* SHORT EXERCISE: Every entry must be copied word for word.

(Stored items)

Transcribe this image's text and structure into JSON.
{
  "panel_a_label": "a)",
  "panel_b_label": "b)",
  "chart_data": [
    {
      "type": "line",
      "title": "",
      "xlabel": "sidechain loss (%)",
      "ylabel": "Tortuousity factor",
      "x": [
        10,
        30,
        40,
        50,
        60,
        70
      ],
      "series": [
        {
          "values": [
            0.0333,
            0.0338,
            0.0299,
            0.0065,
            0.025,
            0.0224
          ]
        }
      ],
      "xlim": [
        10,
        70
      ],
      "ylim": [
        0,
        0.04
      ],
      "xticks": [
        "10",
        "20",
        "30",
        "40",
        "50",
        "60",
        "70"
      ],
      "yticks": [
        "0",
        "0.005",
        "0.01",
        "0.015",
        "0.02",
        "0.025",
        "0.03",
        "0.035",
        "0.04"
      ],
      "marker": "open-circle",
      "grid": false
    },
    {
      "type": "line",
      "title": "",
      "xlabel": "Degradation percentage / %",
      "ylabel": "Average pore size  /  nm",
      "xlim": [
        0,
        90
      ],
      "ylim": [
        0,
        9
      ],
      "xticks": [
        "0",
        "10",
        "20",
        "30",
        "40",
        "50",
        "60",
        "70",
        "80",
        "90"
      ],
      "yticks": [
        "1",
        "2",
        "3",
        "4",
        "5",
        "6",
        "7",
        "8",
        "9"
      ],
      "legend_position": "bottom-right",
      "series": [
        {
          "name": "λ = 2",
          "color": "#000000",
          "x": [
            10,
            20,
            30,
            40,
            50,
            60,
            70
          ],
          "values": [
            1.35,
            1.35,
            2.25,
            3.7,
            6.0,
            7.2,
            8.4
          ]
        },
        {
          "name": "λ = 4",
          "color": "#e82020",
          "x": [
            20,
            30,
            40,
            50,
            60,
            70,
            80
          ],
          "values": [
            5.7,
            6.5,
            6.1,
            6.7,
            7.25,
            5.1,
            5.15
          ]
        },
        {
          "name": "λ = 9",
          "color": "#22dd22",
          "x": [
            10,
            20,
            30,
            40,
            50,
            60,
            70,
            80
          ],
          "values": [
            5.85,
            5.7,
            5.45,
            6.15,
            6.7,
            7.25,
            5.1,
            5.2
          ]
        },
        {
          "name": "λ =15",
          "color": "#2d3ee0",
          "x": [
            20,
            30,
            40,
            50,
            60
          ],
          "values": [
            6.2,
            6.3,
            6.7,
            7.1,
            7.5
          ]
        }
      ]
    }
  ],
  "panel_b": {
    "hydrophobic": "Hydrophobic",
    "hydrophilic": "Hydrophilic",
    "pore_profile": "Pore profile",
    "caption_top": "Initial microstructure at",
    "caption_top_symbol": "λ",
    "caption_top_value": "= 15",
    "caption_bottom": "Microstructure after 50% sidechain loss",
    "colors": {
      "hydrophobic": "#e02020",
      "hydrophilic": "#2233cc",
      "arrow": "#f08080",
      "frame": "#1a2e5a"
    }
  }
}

* FULL RESPONSE:
Transcribe this image's text and structure into JSON.
{
  "panel_a_label": "a)",
  "panel_b_label": "b)",
  "chart_data": [
    {
      "type": "line",
      "title": "",
      "xlabel": "sidechain loss (%)",
      "ylabel": "Tortuousity factor",
      "x": [
        10,
        30,
        40,
        50,
        60,
        70
      ],
      "series": [
        {
          "values": [
            0.0333,
            0.0338,
            0.0299,
            0.0065,
            0.025,
            0.0224
          ]
        }
      ],
      "xlim": [
        10,
        70
      ],
      "ylim": [
        0,
        0.04
      ],
      "xticks": [
        "10",
        "20",
        "30",
        "40",
        "50",
        "60",
        "70"
      ],
      "yticks": [
        "0",
        "0.005",
        "0.01",
        "0.015",
        "0.02",
        "0.025",
        "0.03",
        "0.035",
        "0.04"
      ],
      "marker": "open-circle",
      "grid": false
    },
    {
      "type": "line",
      "title": "",
      "xlabel": "Degradation percentage / %",
      "ylabel": "Average pore size  /  nm",
      "xlim": [
        0,
        90
      ],
      "ylim": [
        0,
        9
      ],
      "xticks": [
        "0",
        "10",
        "20",
        "30",
        "40",
        "50",
        "60",
        "70",
        "80",
        "90"
      ],
      "yticks": [
        "1",
        "2",
        "3",
        "4",
        "5",
        "6",
        "7",
        "8",
        "9"
      ],
      "legend_position": "bottom-right",
      "series": [
        {
          "name": "λ = 2",
          "color": "#000000",
          "x": [
            10,
            20,
            30,
            40,
            50,
            60,
            70
          ],
          "values": [
            1.35,
            1.35,
            2.25,
            3.7,
            6.0,
            7.2,
            8.4
          ]
        },
        {
          "name": "λ = 4",
          "color": "#e82020",
          "x": [
            20,
            30,
            40,
            50,
            60,
            70,
            80
          ],
          "values": [
            5.7,
            6.5,
            6.1,
            6.7,
            7.25,
            5.1,
            5.15
          ]
        },
        {
          "name": "λ = 9",
          "color": "#22dd22",
          "x": [
            10,
            20,
            30,
            40,
            50,
            60,
            70,
            80
          ],
          "values": [
            5.85,
            5.7,
            5.45,
            6.15,
            6.7,
            7.25,
            5.1,
            5.2
          ]
        },
        {
          "name": "λ =15",
          "color": "#2d3ee0",
          "x": [
            20,
            30,
            40,
            50,
            60
          ],
          "values": [
            6.2,
            6.3,
            6.7,
            7.1,
            7.5
          ]
        }
      ]
    }
  ],
  "panel_b": {
    "hydrophobic": "Hydrophobic",
    "hydrophilic": "Hydrophilic",
    "pore_profile": "Pore profile",
    "caption_top": "Initial microstructure at",
    "caption_top_symbol": "λ",
    "caption_top_value": "= 15",
    "caption_bottom": "Microstructure after 50% sidechain loss",
    "colors": {
      "hydrophobic": "#e02020",
      "hydrophilic": "#2233cc",
      "arrow": "#f08080",
      "frame": "#1a2e5a"
    }
  }
}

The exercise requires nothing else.